### Task instructions:
Return, word for word, the part of the Chengdu Panda Base travel account starting with "Today was one" and going on through "and breeding program.".

Today was one we had been waiting for: we got to visit the Chengdu Panda Base. There are only about 1000 giant pandas in the world, 90% of which live in Sichuan Province. Of the 1000, about 60% live in the wild and 40% live in captivity. The Chengdu Panda Base is not only a tourist attraction (think panda zoo), but it is also a research facility and breeding program.
We once again had some rain, but our guide, Kevin, said that is good because pandas like the coolness. That meant they were out in the trees rather than hiding inside in the air conditioning (I’m not kidding). Kevin described them as very spoiled and lazy. They sleep most of the day and only eat bamboo that comes from the mountains; not what is grown at the panda base. He said the government pays peasants to pick the bamboo and bring it to the base. The caretakers also make cakes for the pandas and hide them in the trees so the pandas get some exercise finding them. The cakes are made of honey, corn, vitamins, et cetera, and are suitable for human consumption.
We started our viewing at the “teenagers” and then worked our way to the “kindergarten” and the “retired” pandas. Teens can live in small groups, but adults are separated as they are territorial and can be aggressive. In captivity, pandas can live up to 25 years (about 15 years in the wild). We didn’t see any rat-like newborns as it is mating season, and they will be born in late summer/early fall (panda pregnancy is only 3 months!). We were fortunate to get to see two adults feeding on bamboo. It was a thrill to watch!
We also saw red pandas, which are actually in the raccoon family, as well as some pheasants wandering around. Kevin said you used to be able to pay about $350 to hold a panda, but the government discontinued the program a few years ago when the pandas got sick. He also added that parents of adoptees like Abbie would always pay for it (he added that he thinks they’re quite spoiled, just like the pandas!).
After the panda base, we returned to the city for a famous Sichuan hot pot lunch. It was not only delicious but quite an experience as well. The boiling pot of chicken and vegetable broth is in the middle of the table and ingredients are brought to you for cooking. Locals have the spicy pepper broth mixed in, but for westerners like us, they have a separate pot in the center for dipping, otherwise it is too spicy. Kevin selected our ingredients – nothing “strange” (his word), like innards of various animals. We stuck with veggies like bean sprouts, cucumber, tomatoes, potatoes, and cabbage, and meats like sliced beef, pork meatballs, and shrimp dumplings. We also took tofu, and Kevin was surprised because westerners don’t usually eat it.

### Information provided:
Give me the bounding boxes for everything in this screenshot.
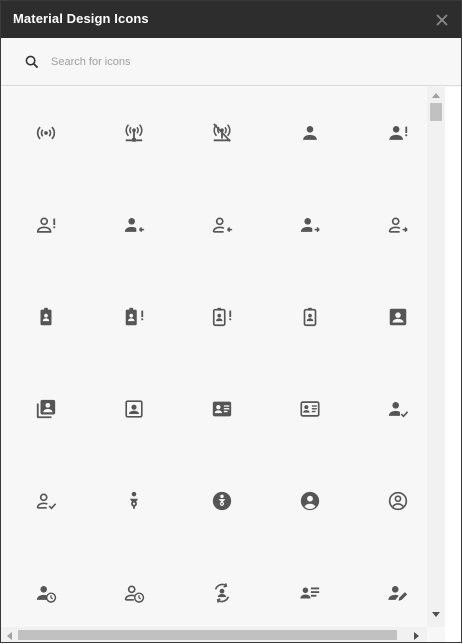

### Reply to the exercise:
Today was one we had been waiting for: we got to visit the Chengdu Panda Base. There are only about 1000 giant pandas in the world, 90% of which live in Sichuan Province. Of the 1000, about 60% live in the wild and 40% live in captivity. The Chengdu Panda Base is not only a tourist attraction (think panda zoo), but it is also a research facility and breeding program.